▸ Task objective: Say only how many lines contain the word "JSON".
* BEGIN *
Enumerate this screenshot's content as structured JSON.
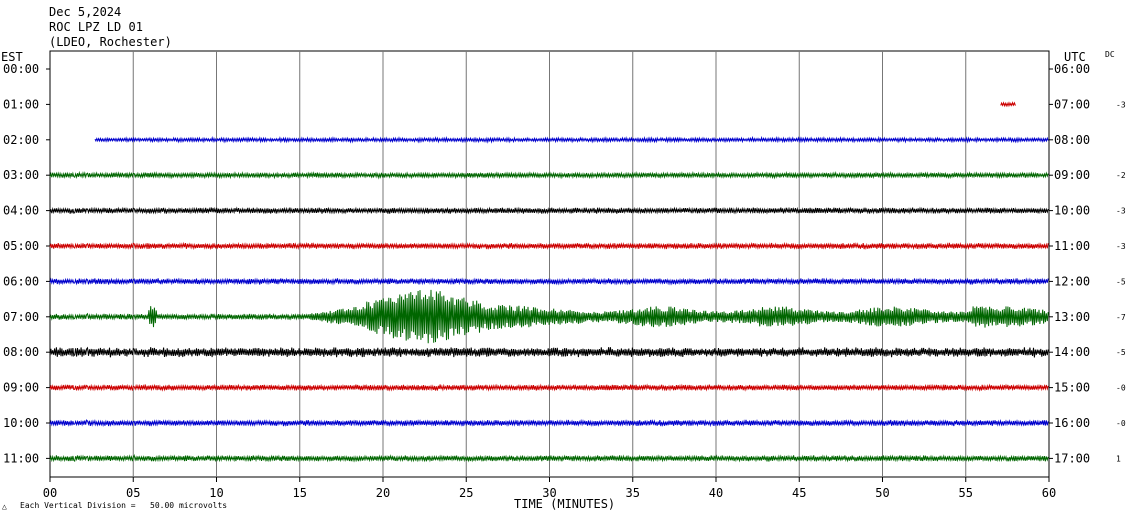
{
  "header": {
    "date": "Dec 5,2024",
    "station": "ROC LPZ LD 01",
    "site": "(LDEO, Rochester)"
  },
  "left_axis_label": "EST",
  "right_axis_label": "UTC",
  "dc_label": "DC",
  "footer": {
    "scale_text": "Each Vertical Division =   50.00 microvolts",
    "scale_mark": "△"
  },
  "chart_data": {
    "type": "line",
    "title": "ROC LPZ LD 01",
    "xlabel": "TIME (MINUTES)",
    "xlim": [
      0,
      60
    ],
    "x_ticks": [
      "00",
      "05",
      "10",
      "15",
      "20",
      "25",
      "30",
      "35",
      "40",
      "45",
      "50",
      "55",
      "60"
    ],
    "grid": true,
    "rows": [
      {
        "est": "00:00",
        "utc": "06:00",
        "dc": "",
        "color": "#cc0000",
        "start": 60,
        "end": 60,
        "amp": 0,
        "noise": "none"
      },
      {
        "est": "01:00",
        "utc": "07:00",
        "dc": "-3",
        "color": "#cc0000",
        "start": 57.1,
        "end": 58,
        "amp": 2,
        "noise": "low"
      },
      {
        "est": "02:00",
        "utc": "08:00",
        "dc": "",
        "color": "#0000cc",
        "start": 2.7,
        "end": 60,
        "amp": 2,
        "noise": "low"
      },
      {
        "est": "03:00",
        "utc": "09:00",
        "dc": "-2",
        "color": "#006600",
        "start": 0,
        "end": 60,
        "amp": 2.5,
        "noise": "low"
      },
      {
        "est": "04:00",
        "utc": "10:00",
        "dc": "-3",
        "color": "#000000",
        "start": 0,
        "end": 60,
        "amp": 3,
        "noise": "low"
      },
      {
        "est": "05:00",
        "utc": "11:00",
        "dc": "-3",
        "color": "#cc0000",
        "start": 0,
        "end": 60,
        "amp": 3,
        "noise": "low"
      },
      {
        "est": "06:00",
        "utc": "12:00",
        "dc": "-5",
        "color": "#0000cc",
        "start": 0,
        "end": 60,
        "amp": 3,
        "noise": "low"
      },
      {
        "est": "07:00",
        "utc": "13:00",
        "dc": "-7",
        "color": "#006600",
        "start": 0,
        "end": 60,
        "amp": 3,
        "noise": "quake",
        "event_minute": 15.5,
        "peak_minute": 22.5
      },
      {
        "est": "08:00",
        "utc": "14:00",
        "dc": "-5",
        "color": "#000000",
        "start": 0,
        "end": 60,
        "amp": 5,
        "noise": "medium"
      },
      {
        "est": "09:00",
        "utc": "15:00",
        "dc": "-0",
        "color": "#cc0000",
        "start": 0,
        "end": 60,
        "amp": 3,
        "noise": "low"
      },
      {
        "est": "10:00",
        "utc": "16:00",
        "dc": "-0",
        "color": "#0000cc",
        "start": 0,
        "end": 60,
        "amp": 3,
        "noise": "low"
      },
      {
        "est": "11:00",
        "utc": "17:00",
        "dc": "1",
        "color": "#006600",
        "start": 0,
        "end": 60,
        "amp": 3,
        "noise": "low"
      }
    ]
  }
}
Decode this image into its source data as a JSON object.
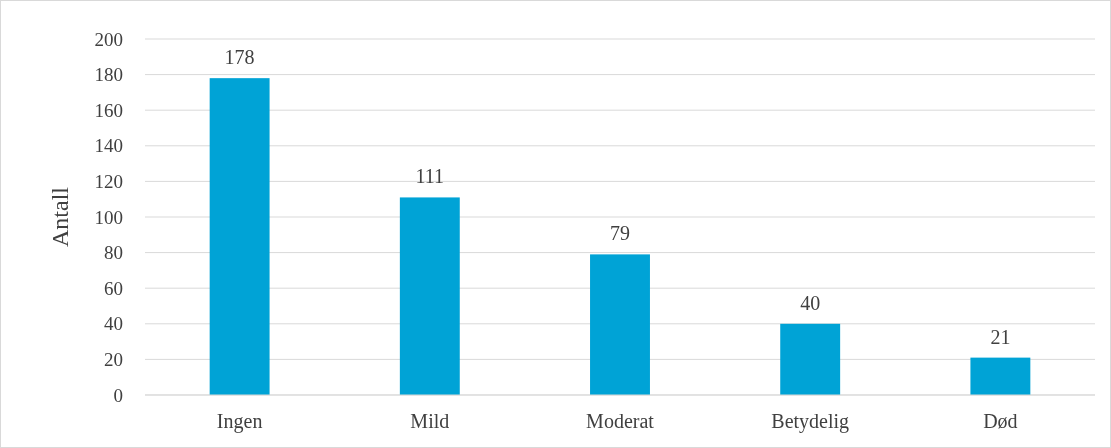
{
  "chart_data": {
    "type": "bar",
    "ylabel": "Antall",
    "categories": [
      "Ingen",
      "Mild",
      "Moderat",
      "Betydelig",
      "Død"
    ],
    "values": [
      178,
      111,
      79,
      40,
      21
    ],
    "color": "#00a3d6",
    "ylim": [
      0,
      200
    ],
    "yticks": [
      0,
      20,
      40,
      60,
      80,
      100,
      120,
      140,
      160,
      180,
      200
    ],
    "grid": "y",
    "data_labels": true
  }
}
* END *
▸ Exercise answer: 2